Exercise requirements
Find every line in the listing that contains the string "登录产品功能测试", and copy each of those lines in full.

(Layout region records)
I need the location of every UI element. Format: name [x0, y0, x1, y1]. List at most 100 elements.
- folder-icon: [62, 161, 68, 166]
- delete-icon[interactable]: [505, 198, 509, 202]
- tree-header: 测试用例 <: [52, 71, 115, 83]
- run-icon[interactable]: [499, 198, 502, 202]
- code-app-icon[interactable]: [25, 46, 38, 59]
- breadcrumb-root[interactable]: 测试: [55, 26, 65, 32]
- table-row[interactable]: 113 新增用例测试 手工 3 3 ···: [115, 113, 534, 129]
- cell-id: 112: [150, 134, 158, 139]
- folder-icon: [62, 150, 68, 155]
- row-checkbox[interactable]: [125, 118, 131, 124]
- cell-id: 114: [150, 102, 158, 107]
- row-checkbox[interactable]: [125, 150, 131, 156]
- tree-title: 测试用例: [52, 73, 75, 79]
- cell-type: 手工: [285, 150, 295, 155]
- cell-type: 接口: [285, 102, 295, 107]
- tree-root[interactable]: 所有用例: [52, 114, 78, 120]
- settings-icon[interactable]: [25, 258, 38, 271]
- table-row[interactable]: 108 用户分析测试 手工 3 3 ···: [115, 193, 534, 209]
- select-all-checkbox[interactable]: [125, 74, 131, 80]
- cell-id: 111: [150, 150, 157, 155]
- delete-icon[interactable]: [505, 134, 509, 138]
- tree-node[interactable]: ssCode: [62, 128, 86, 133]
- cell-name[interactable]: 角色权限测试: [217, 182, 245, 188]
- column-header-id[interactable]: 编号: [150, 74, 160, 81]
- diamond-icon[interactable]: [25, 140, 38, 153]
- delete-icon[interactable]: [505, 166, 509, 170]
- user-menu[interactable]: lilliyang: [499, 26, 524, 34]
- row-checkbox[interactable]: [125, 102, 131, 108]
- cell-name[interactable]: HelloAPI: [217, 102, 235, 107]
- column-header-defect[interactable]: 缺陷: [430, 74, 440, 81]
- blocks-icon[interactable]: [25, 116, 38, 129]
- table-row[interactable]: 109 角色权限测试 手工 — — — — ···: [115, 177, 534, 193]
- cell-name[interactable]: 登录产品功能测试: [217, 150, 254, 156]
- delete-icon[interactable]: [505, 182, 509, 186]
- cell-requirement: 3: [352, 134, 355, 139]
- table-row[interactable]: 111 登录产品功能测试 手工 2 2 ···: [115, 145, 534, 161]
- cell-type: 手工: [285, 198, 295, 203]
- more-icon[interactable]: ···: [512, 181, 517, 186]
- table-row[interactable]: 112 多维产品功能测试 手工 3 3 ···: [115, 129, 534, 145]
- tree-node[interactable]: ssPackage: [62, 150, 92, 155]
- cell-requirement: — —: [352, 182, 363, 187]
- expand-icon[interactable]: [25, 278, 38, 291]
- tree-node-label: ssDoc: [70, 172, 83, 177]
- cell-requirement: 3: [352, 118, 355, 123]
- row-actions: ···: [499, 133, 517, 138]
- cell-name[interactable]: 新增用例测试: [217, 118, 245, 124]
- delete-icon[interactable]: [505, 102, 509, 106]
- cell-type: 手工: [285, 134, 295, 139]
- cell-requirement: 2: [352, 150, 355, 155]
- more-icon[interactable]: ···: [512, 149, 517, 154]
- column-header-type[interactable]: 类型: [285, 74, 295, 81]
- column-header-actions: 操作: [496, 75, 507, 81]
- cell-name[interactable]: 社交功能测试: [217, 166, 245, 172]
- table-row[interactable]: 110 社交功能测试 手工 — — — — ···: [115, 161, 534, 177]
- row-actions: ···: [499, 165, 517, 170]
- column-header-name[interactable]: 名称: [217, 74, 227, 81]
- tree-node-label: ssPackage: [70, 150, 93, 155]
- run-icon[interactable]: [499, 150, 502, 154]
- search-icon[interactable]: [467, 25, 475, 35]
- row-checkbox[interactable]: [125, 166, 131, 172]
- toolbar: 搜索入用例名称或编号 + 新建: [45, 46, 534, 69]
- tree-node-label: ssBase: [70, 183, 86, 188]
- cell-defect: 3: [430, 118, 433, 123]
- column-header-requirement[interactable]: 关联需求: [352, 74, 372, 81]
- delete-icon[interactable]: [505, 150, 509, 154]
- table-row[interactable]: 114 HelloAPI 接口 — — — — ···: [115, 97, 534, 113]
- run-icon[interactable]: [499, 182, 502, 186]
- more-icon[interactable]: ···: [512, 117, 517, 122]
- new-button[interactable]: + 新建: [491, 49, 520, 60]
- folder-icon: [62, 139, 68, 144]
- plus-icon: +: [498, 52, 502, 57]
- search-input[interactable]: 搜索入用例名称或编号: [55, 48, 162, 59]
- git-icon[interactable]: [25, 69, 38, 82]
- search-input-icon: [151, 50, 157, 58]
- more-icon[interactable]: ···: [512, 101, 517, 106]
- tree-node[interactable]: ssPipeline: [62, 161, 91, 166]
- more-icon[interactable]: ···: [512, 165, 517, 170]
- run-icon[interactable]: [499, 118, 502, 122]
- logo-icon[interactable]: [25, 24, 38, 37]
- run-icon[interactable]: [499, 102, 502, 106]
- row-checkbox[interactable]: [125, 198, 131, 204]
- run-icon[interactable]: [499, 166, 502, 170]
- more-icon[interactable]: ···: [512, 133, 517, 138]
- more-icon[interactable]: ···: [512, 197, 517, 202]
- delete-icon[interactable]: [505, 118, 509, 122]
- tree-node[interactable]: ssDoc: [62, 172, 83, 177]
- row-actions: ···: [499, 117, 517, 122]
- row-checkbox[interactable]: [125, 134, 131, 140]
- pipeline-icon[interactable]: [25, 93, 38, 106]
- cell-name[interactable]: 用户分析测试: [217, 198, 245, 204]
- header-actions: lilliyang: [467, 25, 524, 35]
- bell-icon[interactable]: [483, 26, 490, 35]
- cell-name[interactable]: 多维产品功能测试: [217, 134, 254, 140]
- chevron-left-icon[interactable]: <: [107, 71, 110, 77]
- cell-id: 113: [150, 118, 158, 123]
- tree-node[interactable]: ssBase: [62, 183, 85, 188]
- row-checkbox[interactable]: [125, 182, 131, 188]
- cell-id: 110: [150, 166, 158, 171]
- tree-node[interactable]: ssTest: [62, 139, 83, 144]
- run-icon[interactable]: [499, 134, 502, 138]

Output of the exercise
- cell-name[interactable]: 登录产品功能测试: [217, 150, 254, 156]
- table-row[interactable]: 111 登录产品功能测试 手工 2 2 ···: [115, 145, 534, 161]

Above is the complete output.